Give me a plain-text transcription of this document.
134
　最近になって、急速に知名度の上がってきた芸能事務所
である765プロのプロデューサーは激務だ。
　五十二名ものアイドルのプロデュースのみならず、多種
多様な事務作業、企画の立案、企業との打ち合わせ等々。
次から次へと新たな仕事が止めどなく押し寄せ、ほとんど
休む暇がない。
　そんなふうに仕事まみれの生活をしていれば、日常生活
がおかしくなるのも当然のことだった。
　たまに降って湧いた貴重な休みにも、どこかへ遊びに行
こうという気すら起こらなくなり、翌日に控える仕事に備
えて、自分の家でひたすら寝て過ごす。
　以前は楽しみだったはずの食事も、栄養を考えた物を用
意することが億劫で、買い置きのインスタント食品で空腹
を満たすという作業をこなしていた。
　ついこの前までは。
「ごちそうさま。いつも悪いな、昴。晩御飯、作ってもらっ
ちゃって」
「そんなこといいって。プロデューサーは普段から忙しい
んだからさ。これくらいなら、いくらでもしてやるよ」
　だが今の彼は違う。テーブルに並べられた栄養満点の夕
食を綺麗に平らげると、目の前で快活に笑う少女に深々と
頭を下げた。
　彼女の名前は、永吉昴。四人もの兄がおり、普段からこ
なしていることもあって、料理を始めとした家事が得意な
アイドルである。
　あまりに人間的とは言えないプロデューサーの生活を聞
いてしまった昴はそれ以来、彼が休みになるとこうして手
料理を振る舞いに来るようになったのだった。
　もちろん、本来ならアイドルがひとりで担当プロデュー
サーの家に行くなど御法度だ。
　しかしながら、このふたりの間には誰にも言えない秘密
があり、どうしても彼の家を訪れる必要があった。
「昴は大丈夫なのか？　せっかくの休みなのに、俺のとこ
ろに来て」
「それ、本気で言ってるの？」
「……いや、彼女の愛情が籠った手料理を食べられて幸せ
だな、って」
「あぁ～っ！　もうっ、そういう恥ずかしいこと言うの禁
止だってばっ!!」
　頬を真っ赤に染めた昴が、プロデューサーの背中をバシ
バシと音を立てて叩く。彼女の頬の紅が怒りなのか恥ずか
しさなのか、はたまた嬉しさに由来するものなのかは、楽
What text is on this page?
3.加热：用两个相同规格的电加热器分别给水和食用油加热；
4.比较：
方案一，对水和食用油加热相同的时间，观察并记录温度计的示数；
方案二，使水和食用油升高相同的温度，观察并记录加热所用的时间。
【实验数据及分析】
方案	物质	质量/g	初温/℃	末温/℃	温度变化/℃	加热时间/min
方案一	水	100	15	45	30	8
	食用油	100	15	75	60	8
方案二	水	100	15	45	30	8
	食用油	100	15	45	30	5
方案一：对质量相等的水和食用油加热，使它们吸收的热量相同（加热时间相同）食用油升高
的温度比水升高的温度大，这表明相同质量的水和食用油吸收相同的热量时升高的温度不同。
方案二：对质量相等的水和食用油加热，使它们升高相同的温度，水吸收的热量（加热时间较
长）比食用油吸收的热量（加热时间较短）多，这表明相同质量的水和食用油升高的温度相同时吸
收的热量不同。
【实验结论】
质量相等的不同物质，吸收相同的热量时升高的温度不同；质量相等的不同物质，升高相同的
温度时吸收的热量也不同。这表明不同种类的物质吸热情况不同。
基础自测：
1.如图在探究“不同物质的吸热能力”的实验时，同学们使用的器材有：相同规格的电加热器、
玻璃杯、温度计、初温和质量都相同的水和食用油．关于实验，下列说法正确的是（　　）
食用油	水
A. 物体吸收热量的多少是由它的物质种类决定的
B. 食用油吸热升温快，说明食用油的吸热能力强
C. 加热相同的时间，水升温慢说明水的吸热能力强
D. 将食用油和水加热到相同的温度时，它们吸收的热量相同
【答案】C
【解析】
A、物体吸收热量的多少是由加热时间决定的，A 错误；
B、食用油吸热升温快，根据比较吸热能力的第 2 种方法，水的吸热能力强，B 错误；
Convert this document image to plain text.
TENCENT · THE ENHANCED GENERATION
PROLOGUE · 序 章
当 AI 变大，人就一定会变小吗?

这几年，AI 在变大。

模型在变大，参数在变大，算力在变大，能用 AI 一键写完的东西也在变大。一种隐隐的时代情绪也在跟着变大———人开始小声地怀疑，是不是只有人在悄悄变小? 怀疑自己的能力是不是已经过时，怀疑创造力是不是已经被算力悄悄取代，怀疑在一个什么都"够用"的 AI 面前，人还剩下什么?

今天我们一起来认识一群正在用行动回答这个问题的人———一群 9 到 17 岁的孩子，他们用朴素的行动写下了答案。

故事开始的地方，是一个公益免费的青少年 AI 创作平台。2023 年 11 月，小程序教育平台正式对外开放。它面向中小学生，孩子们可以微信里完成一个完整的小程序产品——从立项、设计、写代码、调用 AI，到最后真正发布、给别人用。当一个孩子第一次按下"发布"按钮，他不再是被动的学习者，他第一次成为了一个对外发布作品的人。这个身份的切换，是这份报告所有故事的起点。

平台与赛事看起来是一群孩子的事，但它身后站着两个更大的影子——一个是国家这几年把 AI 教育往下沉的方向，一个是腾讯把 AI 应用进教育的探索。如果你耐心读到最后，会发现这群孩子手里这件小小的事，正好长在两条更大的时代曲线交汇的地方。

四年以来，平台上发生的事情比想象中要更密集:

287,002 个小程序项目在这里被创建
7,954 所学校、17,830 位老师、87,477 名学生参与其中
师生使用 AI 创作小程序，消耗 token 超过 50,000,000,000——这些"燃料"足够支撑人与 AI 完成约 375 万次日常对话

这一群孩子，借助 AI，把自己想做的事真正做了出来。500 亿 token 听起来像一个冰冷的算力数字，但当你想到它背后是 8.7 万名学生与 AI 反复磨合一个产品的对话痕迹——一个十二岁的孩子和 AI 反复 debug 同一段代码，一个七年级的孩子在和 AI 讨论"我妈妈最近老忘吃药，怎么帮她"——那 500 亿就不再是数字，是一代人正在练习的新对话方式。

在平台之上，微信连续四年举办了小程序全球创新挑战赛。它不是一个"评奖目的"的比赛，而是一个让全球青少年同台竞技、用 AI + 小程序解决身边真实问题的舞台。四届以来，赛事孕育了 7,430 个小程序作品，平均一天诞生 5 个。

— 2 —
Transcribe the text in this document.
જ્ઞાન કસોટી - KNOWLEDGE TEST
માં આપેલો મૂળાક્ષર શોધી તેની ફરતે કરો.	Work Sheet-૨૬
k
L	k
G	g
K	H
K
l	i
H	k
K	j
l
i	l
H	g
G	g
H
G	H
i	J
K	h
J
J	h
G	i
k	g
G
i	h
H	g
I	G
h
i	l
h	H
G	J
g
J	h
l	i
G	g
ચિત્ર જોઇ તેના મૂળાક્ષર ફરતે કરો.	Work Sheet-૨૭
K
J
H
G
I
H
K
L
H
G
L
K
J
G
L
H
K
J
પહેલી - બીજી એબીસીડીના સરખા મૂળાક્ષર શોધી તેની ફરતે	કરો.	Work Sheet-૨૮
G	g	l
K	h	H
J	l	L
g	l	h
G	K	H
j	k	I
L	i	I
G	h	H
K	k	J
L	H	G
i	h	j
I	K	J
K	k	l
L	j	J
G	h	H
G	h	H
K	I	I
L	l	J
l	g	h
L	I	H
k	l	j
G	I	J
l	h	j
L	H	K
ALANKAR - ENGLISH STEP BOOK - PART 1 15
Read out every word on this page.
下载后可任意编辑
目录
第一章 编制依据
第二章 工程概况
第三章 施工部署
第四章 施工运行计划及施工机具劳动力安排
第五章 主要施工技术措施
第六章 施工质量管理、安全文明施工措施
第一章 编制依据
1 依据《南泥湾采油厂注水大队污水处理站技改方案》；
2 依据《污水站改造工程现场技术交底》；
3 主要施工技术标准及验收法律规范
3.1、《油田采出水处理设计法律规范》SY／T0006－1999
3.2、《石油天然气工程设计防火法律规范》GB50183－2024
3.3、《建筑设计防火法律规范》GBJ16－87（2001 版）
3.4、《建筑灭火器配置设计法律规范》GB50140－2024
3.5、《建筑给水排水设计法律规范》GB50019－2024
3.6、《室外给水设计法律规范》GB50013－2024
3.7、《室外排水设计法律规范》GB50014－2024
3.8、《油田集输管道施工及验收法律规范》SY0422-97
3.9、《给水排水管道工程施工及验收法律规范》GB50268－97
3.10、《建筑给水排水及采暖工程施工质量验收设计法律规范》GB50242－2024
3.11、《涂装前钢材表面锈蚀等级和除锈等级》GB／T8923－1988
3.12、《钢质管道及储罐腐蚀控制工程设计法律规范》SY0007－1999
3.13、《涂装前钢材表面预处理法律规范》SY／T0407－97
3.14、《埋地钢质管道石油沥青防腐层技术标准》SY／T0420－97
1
▬▬▬▬▬▬▬▬▬▬
Exercise instructions → In the records above, find the line containing "Read out every word on this page."; please retype it and every line after it through the last line, exactly and with nothing else.

Result below →
Read out every word on this page.
下载后可任意编辑
目录
第一章 编制依据
第二章 工程概况
第三章 施工部署
第四章 施工运行计划及施工机具劳动力安排
第五章 主要施工技术措施
第六章 施工质量管理、安全文明施工措施
第一章 编制依据
1 依据《南泥湾采油厂注水大队污水处理站技改方案》；
2 依据《污水站改造工程现场技术交底》；
3 主要施工技术标准及验收法律规范
3.1、《油田采出水处理设计法律规范》SY／T0006－1999
3.2、《石油天然气工程设计防火法律规范》GB50183－2024
3.3、《建筑设计防火法律规范》GBJ16－87（2001 版）
3.4、《建筑灭火器配置设计法律规范》GB50140－2024
3.5、《建筑给水排水设计法律规范》GB50019－2024
3.6、《室外给水设计法律规范》GB50013－2024
3.7、《室外排水设计法律规范》GB50014－2024
3.8、《油田集输管道施工及验收法律规范》SY0422-97
3.9、《给水排水管道工程施工及验收法律规范》GB50268－97
3.10、《建筑给水排水及采暖工程施工质量验收设计法律规范》GB50242－2024
3.11、《涂装前钢材表面锈蚀等级和除锈等级》GB／T8923－1988
3.12、《钢质管道及储罐腐蚀控制工程设计法律规范》SY0007－1999
3.13、《涂装前钢材表面预处理法律规范》SY／T0407－97
3.14、《埋地钢质管道石油沥青防腐层技术标准》SY／T0420－97
1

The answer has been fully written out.